Word for word, give the material below again, minus any images.

Dataset records
## Start

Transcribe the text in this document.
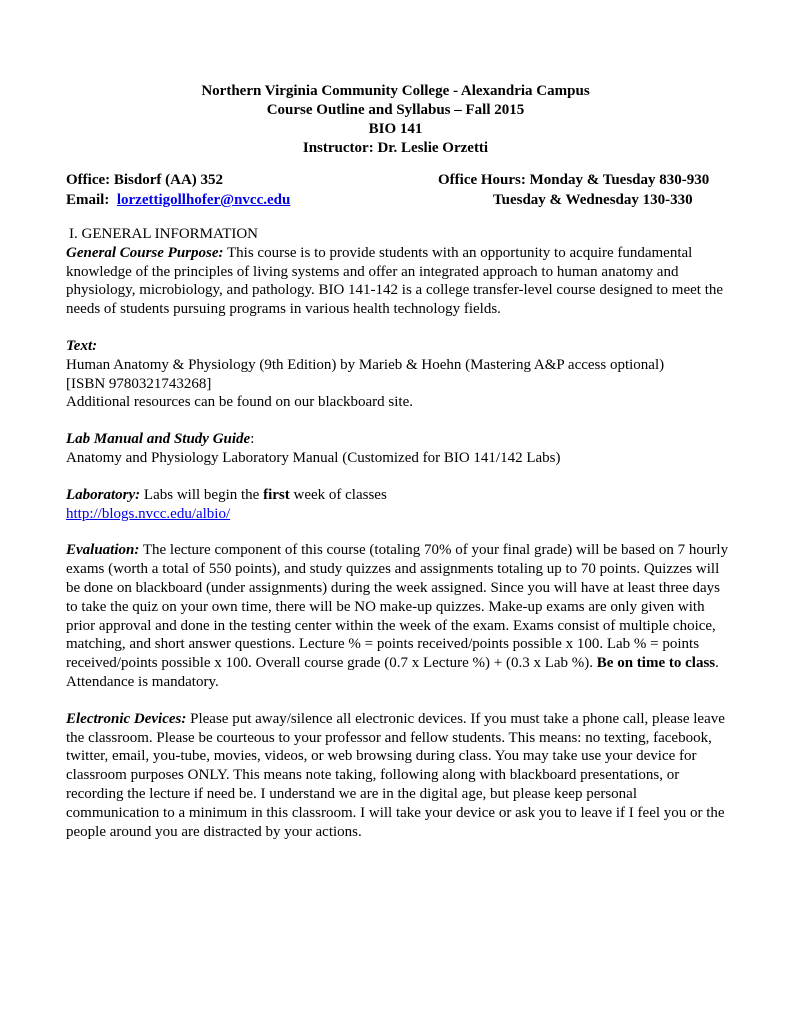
Northern Virginia Community College - Alexandria Campus
Course Outline and Syllabus – Fall 2015
BIO 141
Instructor: Dr. Leslie Orzetti
Office: Bisdorf (AA) 352	Office Hours: Monday & Tuesday 830-930
Email:  lorzettigollhofer@nvcc.edu	Tuesday & Wednesday 130-330
I. GENERAL INFORMATION

General Course Purpose: This course is to provide students with an opportunity to acquire fundamental knowledge of the principles of living systems and offer an integrated approach to human anatomy and physiology, microbiology, and pathology. BIO 141-142 is a college transfer-level course designed to meet the needs of students pursuing programs in various health technology fields.

Text:

Human Anatomy & Physiology (9th Edition) by Marieb & Hoehn (Mastering A&P access optional)

[ISBN 9780321743268]

Additional resources can be found on our blackboard site.

Lab Manual and Study Guide:

Anatomy and Physiology Laboratory Manual (Customized for BIO 141/142 Labs)

Laboratory: Labs will begin the first week of classes

http://blogs.nvcc.edu/albio/

Evaluation: The lecture component of this course (totaling 70% of your final grade) will be based on 7 hourly exams (worth a total of 550 points), and study quizzes and assignments totaling up to 70 points. Quizzes will be done on blackboard (under assignments) during the week assigned. Since you will have at least three days to take the quiz on your own time, there will be NO make-up quizzes. Make-up exams are only given with prior approval and done in the testing center within the week of the exam. Exams consist of multiple choice, matching, and short answer questions. Lecture % = points received/points possible x 100. Lab % = points received/points possible x 100. Overall course grade (0.7 x Lecture %) + (0.3 x Lab %). Be on time to class. Attendance is mandatory.

Electronic Devices: Please put away/silence all electronic devices. If you must take a phone call, please leave the classroom. Please be courteous to your professor and fellow students. This means: no texting, facebook, twitter, email, you-tube, movies, videos, or web browsing during class. You may take use your device for classroom purposes ONLY. This means note taking, following along with blackboard presentations, or recording the lecture if need be. I understand we are in the digital age, but please keep personal communication to a minimum in this classroom. I will take your device or ask you to leave if I feel you or the people around you are distracted by your actions.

## End

Exercise answer:
Transcribe the text in this document.
Northern Virginia Community College - Alexandria Campus
Course Outline and Syllabus – Fall 2015
BIO 141
Instructor: Dr. Leslie Orzetti
Office: Bisdorf (AA) 352	Office Hours: Monday & Tuesday 830-930
Email:  lorzettigollhofer@nvcc.edu	Tuesday & Wednesday 130-330
I. GENERAL INFORMATION

General Course Purpose: This course is to provide students with an opportunity to acquire fundamental knowledge of the principles of living systems and offer an integrated approach to human anatomy and physiology, microbiology, and pathology. BIO 141-142 is a college transfer-level course designed to meet the needs of students pursuing programs in various health technology fields.

Text:

Human Anatomy & Physiology (9th Edition) by Marieb & Hoehn (Mastering A&P access optional)

[ISBN 9780321743268]

Additional resources can be found on our blackboard site.

Lab Manual and Study Guide:

Anatomy and Physiology Laboratory Manual (Customized for BIO 141/142 Labs)

Laboratory: Labs will begin the first week of classes

http://blogs.nvcc.edu/albio/

Evaluation: The lecture component of this course (totaling 70% of your final grade) will be based on 7 hourly exams (worth a total of 550 points), and study quizzes and assignments totaling up to 70 points. Quizzes will be done on blackboard (under assignments) during the week assigned. Since you will have at least three days to take the quiz on your own time, there will be NO make-up quizzes. Make-up exams are only given with prior approval and done in the testing center within the week of the exam. Exams consist of multiple choice, matching, and short answer questions. Lecture % = points received/points possible x 100. Lab % = points received/points possible x 100. Overall course grade (0.7 x Lecture %) + (0.3 x Lab %). Be on time to class. Attendance is mandatory.

Electronic Devices: Please put away/silence all electronic devices. If you must take a phone call, please leave the classroom. Please be courteous to your professor and fellow students. This means: no texting, facebook, twitter, email, you-tube, movies, videos, or web browsing during class. You may take use your device for classroom purposes ONLY. This means note taking, following along with blackboard presentations, or recording the lecture if need be. I understand we are in the digital age, but please keep personal communication to a minimum in this classroom. I will take your device or ask you to leave if I feel you or the people around you are distracted by your actions.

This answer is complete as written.